Show every line where "public" occurs.

**Dataset:**
□ □ □

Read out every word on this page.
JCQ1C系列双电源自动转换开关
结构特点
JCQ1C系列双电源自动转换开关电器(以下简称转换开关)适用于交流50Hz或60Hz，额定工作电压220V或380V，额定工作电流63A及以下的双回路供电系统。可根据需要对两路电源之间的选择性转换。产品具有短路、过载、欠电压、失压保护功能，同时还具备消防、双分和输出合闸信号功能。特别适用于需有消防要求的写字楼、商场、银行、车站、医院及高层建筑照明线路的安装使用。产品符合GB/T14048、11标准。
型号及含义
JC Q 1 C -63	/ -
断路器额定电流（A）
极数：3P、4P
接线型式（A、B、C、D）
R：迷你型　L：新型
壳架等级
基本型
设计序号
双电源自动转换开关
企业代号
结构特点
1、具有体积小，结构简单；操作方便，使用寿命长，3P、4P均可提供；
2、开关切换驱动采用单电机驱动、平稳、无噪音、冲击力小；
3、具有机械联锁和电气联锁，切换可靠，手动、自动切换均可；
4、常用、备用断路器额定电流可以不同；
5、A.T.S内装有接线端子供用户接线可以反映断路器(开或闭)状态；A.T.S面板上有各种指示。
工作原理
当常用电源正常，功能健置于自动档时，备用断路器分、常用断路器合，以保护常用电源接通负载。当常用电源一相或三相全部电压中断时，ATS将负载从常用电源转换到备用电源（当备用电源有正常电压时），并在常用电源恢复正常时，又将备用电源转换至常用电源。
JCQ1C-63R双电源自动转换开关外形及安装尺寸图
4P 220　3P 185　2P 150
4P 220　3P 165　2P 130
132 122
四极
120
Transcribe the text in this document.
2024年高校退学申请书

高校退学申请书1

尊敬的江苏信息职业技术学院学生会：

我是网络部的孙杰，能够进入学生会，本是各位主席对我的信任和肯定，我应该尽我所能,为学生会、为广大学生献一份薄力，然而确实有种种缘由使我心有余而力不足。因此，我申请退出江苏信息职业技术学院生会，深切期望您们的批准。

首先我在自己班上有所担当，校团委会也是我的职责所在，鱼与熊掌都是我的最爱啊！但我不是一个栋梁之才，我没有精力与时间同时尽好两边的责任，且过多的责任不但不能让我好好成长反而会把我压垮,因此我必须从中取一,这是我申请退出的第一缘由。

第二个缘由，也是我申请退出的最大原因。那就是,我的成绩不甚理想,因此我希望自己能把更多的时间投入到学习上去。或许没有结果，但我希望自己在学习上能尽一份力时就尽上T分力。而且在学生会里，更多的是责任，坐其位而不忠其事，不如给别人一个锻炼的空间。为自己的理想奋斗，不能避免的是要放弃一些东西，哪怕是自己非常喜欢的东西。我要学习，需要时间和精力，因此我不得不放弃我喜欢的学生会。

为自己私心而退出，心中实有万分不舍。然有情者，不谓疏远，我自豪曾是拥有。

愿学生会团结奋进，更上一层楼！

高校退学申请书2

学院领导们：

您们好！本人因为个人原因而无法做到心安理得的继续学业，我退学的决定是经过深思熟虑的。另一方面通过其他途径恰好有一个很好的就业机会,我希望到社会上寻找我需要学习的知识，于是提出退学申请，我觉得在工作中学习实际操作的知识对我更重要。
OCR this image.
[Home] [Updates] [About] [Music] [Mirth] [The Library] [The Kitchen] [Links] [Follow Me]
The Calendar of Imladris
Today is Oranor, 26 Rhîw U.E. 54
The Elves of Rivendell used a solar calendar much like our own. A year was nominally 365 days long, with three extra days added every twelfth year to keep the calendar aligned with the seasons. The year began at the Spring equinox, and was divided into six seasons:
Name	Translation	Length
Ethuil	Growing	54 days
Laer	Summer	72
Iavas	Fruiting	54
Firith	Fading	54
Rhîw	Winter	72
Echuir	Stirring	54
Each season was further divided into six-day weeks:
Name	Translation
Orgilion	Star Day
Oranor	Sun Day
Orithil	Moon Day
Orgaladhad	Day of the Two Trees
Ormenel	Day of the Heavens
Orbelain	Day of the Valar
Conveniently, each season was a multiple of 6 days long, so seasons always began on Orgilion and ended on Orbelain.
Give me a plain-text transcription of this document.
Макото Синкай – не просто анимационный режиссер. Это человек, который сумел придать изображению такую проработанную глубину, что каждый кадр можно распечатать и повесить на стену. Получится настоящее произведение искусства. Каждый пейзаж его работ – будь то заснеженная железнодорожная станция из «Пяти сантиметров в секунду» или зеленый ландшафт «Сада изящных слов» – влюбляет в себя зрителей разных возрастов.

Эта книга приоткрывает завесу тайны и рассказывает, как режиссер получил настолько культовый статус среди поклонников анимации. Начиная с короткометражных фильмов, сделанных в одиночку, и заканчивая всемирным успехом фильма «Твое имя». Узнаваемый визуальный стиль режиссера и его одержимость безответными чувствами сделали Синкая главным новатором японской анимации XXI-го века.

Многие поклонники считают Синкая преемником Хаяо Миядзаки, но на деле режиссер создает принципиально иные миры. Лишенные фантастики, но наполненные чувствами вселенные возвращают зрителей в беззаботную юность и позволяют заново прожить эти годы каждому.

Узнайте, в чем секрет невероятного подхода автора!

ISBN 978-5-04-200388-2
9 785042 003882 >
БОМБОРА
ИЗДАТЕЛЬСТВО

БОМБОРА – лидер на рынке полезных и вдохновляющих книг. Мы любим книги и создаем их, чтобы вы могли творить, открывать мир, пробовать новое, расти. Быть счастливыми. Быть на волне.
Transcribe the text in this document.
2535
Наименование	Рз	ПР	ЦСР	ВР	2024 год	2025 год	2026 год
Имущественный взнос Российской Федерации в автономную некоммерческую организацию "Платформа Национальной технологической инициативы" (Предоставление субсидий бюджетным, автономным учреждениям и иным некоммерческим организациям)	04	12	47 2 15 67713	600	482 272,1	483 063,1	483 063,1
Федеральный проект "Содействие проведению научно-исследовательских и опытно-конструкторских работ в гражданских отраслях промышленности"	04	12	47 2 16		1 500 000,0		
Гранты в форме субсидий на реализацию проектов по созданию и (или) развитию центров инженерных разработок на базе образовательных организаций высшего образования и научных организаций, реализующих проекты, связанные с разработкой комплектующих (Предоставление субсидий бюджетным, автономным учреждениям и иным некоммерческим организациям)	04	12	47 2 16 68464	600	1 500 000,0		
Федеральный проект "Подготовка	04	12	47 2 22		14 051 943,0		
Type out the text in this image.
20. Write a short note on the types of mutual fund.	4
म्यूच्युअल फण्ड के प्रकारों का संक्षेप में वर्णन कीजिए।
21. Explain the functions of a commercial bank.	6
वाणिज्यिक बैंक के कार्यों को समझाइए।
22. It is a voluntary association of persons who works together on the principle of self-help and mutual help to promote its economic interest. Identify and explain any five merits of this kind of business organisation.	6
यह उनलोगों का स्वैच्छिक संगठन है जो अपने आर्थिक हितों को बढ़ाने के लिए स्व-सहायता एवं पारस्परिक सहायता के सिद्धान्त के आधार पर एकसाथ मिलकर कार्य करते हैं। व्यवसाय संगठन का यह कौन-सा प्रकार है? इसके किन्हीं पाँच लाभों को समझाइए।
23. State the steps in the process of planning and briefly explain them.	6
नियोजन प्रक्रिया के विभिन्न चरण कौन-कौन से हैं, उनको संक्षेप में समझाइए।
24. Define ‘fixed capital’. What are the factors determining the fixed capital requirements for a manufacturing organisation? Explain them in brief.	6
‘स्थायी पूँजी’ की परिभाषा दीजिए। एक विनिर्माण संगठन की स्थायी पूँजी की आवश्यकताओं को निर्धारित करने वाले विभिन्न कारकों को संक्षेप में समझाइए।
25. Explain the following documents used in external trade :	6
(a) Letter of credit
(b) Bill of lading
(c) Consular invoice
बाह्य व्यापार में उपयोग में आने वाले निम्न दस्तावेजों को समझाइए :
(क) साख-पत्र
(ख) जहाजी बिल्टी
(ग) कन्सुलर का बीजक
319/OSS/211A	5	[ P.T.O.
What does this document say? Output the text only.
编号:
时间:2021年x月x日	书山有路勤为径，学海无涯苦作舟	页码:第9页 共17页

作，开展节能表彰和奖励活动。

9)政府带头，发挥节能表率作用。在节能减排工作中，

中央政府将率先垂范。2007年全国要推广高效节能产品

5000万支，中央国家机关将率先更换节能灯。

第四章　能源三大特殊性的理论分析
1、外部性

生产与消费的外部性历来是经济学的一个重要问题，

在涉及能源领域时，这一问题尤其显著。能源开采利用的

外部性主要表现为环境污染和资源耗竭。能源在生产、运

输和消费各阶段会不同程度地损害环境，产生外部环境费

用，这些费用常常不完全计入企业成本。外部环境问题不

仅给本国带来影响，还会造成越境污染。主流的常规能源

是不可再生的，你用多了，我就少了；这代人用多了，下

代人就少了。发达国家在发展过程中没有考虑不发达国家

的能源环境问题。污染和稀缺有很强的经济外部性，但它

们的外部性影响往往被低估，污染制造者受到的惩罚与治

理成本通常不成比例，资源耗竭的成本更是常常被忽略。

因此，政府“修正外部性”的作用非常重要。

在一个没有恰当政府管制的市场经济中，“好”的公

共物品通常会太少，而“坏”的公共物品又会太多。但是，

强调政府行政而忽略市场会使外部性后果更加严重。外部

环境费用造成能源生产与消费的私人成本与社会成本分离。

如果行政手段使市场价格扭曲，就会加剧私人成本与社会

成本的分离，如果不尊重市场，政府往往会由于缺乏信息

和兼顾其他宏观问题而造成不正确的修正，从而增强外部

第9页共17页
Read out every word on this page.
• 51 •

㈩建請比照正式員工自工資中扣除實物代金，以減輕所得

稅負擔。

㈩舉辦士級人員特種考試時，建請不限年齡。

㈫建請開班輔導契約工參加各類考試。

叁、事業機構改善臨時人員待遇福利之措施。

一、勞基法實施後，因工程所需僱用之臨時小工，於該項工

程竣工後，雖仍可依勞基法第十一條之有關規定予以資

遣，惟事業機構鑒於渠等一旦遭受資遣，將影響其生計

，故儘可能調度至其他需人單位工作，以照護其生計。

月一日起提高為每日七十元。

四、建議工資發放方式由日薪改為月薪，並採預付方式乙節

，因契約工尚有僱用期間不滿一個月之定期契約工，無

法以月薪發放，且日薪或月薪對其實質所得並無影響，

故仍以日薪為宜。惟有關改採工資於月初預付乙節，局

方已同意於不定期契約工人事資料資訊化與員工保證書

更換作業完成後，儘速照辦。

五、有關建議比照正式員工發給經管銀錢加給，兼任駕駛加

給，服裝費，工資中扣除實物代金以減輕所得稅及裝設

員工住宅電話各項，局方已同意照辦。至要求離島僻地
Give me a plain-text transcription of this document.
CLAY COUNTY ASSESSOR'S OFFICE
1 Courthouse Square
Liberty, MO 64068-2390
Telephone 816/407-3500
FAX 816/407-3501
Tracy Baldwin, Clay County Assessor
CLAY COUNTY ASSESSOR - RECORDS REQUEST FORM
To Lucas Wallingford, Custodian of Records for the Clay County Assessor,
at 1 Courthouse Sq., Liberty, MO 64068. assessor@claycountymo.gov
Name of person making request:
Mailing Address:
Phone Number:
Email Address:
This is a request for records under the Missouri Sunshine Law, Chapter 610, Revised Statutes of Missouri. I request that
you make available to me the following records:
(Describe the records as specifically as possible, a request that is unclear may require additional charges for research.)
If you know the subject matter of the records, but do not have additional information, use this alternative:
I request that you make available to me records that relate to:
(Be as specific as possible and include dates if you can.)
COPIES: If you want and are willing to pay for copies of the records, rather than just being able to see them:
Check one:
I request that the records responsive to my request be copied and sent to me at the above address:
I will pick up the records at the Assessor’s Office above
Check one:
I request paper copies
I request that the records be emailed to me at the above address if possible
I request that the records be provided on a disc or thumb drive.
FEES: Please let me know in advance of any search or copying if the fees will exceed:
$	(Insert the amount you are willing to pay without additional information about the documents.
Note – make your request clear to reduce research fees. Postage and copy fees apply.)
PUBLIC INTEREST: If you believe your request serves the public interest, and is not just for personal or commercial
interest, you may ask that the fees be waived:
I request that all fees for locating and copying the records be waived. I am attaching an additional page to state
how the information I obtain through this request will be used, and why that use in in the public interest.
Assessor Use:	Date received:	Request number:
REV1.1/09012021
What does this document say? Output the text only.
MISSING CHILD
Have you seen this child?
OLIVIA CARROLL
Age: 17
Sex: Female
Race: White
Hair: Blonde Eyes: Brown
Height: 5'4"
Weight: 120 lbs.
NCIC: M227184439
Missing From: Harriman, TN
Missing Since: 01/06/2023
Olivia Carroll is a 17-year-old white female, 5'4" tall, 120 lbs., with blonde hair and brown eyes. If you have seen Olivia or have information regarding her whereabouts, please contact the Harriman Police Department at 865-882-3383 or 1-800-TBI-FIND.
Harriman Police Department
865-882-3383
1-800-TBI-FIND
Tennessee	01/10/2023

□ □ □

**Answer for this exercise:**
PUBLIC INTEREST: If you believe your request serves the public interest, and is not just for personal or commercial
how the information I obtain through this request will be used, and why that use in in the public interest.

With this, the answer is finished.